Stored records

########

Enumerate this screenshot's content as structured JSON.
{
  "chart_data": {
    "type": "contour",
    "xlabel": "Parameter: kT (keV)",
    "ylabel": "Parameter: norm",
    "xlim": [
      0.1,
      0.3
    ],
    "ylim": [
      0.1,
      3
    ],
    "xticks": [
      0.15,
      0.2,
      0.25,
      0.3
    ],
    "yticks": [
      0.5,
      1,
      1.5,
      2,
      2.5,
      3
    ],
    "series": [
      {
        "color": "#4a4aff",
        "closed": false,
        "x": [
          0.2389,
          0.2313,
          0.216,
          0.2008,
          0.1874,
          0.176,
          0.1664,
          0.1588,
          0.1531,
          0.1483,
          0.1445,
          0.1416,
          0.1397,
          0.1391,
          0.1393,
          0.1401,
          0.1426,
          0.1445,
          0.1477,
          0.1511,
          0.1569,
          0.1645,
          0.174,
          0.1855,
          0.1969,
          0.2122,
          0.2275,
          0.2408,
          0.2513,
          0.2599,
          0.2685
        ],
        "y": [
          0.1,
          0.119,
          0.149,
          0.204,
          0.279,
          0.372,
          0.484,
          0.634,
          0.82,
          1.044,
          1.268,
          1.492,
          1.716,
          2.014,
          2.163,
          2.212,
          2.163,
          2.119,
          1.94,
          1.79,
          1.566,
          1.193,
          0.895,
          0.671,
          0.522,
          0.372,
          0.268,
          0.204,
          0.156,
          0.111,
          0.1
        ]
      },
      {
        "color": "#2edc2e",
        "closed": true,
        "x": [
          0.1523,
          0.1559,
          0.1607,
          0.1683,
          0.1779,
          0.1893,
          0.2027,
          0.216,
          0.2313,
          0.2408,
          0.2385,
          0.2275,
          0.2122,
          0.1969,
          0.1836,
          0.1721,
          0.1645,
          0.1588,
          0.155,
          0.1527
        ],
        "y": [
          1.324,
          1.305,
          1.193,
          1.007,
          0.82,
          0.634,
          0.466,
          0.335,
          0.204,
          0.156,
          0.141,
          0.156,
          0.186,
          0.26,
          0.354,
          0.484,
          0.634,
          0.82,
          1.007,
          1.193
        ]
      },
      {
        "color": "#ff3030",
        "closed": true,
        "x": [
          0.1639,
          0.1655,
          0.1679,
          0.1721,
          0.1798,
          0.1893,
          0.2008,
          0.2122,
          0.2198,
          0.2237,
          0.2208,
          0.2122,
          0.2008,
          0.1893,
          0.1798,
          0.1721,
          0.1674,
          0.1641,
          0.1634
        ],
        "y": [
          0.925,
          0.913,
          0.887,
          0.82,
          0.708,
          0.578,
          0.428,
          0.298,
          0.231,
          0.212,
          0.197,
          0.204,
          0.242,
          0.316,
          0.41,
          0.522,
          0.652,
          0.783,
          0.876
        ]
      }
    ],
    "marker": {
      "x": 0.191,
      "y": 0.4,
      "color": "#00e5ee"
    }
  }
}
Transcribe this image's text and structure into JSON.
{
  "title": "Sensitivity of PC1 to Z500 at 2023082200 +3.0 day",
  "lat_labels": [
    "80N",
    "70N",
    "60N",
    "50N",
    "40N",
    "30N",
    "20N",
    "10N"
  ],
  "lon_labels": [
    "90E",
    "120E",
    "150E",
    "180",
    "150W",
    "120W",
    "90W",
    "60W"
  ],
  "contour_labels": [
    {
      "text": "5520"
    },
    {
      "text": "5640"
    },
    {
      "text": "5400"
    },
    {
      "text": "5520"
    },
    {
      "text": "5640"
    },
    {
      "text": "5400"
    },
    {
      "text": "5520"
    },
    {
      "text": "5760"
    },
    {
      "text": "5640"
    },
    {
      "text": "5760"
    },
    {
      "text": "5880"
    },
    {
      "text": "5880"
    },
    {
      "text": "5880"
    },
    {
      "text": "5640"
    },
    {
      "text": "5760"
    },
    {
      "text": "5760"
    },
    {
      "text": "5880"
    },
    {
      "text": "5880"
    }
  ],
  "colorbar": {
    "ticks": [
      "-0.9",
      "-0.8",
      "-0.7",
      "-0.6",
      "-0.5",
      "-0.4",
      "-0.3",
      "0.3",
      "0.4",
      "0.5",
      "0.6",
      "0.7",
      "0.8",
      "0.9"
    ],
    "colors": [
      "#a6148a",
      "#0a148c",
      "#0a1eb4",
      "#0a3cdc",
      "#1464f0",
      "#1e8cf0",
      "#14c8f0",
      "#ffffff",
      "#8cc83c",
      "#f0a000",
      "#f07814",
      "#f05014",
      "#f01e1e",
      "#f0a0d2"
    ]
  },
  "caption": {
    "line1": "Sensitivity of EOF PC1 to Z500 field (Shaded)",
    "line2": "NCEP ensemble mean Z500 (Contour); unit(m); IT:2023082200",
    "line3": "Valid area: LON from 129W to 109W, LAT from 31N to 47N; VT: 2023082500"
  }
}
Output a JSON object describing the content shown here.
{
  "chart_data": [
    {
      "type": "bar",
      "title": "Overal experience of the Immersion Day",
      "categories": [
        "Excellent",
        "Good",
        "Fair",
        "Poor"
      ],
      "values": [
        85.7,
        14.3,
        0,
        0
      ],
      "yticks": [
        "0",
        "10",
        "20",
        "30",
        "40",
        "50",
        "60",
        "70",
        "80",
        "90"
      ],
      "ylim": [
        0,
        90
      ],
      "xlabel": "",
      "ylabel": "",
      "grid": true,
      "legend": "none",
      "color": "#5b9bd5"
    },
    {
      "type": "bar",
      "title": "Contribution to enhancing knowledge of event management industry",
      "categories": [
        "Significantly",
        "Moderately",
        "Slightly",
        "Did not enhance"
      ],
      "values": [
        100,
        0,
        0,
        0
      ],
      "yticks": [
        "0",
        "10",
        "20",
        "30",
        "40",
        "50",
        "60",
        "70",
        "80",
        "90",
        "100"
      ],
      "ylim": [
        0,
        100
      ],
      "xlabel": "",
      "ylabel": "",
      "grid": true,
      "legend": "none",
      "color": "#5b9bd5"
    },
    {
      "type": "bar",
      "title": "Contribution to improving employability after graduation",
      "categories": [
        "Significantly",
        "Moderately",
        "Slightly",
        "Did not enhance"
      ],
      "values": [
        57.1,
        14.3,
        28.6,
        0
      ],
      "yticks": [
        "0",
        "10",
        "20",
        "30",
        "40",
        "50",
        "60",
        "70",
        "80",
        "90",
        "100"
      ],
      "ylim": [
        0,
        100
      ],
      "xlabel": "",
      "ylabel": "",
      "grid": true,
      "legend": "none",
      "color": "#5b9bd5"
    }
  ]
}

########

Given request:
Extract the complete listing above, reproducing each line exactly.

Written solution:
Enumerate this screenshot's content as structured JSON.
{
  "chart_data": {
    "type": "contour",
    "xlabel": "Parameter: kT (keV)",
    "ylabel": "Parameter: norm",
    "xlim": [
      0.1,
      0.3
    ],
    "ylim": [
      0.1,
      3
    ],
    "xticks": [
      0.15,
      0.2,
      0.25,
      0.3
    ],
    "yticks": [
      0.5,
      1,
      1.5,
      2,
      2.5,
      3
    ],
    "series": [
      {
        "color": "#4a4aff",
        "closed": false,
        "x": [
          0.2389,
          0.2313,
          0.216,
          0.2008,
          0.1874,
          0.176,
          0.1664,
          0.1588,
          0.1531,
          0.1483,
          0.1445,
          0.1416,
          0.1397,
          0.1391,
          0.1393,
          0.1401,
          0.1426,
          0.1445,
          0.1477,
          0.1511,
          0.1569,
          0.1645,
          0.174,
          0.1855,
          0.1969,
          0.2122,
          0.2275,
          0.2408,
          0.2513,
          0.2599,
          0.2685
        ],
        "y": [
          0.1,
          0.119,
          0.149,
          0.204,
          0.279,
          0.372,
          0.484,
          0.634,
          0.82,
          1.044,
          1.268,
          1.492,
          1.716,
          2.014,
          2.163,
          2.212,
          2.163,
          2.119,
          1.94,
          1.79,
          1.566,
          1.193,
          0.895,
          0.671,
          0.522,
          0.372,
          0.268,
          0.204,
          0.156,
          0.111,
          0.1
        ]
      },
      {
        "color": "#2edc2e",
        "closed": true,
        "x": [
          0.1523,
          0.1559,
          0.1607,
          0.1683,
          0.1779,
          0.1893,
          0.2027,
          0.216,
          0.2313,
          0.2408,
          0.2385,
          0.2275,
          0.2122,
          0.1969,
          0.1836,
          0.1721,
          0.1645,
          0.1588,
          0.155,
          0.1527
        ],
        "y": [
          1.324,
          1.305,
          1.193,
          1.007,
          0.82,
          0.634,
          0.466,
          0.335,
          0.204,
          0.156,
          0.141,
          0.156,
          0.186,
          0.26,
          0.354,
          0.484,
          0.634,
          0.82,
          1.007,
          1.193
        ]
      },
      {
        "color": "#ff3030",
        "closed": true,
        "x": [
          0.1639,
          0.1655,
          0.1679,
          0.1721,
          0.1798,
          0.1893,
          0.2008,
          0.2122,
          0.2198,
          0.2237,
          0.2208,
          0.2122,
          0.2008,
          0.1893,
          0.1798,
          0.1721,
          0.1674,
          0.1641,
          0.1634
        ],
        "y": [
          0.925,
          0.913,
          0.887,
          0.82,
          0.708,
          0.578,
          0.428,
          0.298,
          0.231,
          0.212,
          0.197,
          0.204,
          0.242,
          0.316,
          0.41,
          0.522,
          0.652,
          0.783,
          0.876
        ]
      }
    ],
    "marker": {
      "x": 0.191,
      "y": 0.4,
      "color": "#00e5ee"
    }
  }
}
Transcribe this image's text and structure into JSON.
{
  "title": "Sensitivity of PC1 to Z500 at 2023082200 +3.0 day",
  "lat_labels": [
    "80N",
    "70N",
    "60N",
    "50N",
    "40N",
    "30N",
    "20N",
    "10N"
  ],
  "lon_labels": [
    "90E",
    "120E",
    "150E",
    "180",
    "150W",
    "120W",
    "90W",
    "60W"
  ],
  "contour_labels": [
    {
      "text": "5520"
    },
    {
      "text": "5640"
    },
    {
      "text": "5400"
    },
    {
      "text": "5520"
    },
    {
      "text": "5640"
    },
    {
      "text": "5400"
    },
    {
      "text": "5520"
    },
    {
      "text": "5760"
    },
    {
      "text": "5640"
    },
    {
      "text": "5760"
    },
    {
      "text": "5880"
    },
    {
      "text": "5880"
    },
    {
      "text": "5880"
    },
    {
      "text": "5640"
    },
    {
      "text": "5760"
    },
    {
      "text": "5760"
    },
    {
      "text": "5880"
    },
    {
      "text": "5880"
    }
  ],
  "colorbar": {
    "ticks": [
      "-0.9",
      "-0.8",
      "-0.7",
      "-0.6",
      "-0.5",
      "-0.4",
      "-0.3",
      "0.3",
      "0.4",
      "0.5",
      "0.6",
      "0.7",
      "0.8",
      "0.9"
    ],
    "colors": [
      "#a6148a",
      "#0a148c",
      "#0a1eb4",
      "#0a3cdc",
      "#1464f0",
      "#1e8cf0",
      "#14c8f0",
      "#ffffff",
      "#8cc83c",
      "#f0a000",
      "#f07814",
      "#f05014",
      "#f01e1e",
      "#f0a0d2"
    ]
  },
  "caption": {
    "line1": "Sensitivity of EOF PC1 to Z500 field (Shaded)",
    "line2": "NCEP ensemble mean Z500 (Contour); unit(m); IT:2023082200",
    "line3": "Valid area: LON from 129W to 109W, LAT from 31N to 47N; VT: 2023082500"
  }
}
Output a JSON object describing the content shown here.
{
  "chart_data": [
    {
      "type": "bar",
      "title": "Overal experience of the Immersion Day",
      "categories": [
        "Excellent",
        "Good",
        "Fair",
        "Poor"
      ],
      "values": [
        85.7,
        14.3,
        0,
        0
      ],
      "yticks": [
        "0",
        "10",
        "20",
        "30",
        "40",
        "50",
        "60",
        "70",
        "80",
        "90"
      ],
      "ylim": [
        0,
        90
      ],
      "xlabel": "",
      "ylabel": "",
      "grid": true,
      "legend": "none",
      "color": "#5b9bd5"
    },
    {
      "type": "bar",
      "title": "Contribution to enhancing knowledge of event management industry",
      "categories": [
        "Significantly",
        "Moderately",
        "Slightly",
        "Did not enhance"
      ],
      "values": [
        100,
        0,
        0,
        0
      ],
      "yticks": [
        "0",
        "10",
        "20",
        "30",
        "40",
        "50",
        "60",
        "70",
        "80",
        "90",
        "100"
      ],
      "ylim": [
        0,
        100
      ],
      "xlabel": "",
      "ylabel": "",
      "grid": true,
      "legend": "none",
      "color": "#5b9bd5"
    },
    {
      "type": "bar",
      "title": "Contribution to improving employability after graduation",
      "categories": [
        "Significantly",
        "Moderately",
        "Slightly",
        "Did not enhance"
      ],
      "values": [
        57.1,
        14.3,
        28.6,
        0
      ],
      "yticks": [
        "0",
        "10",
        "20",
        "30",
        "40",
        "50",
        "60",
        "70",
        "80",
        "90",
        "100"
      ],
      "ylim": [
        0,
        100
      ],
      "xlabel": "",
      "ylabel": "",
      "grid": true,
      "legend": "none",
      "color": "#5b9bd5"
    }
  ]
}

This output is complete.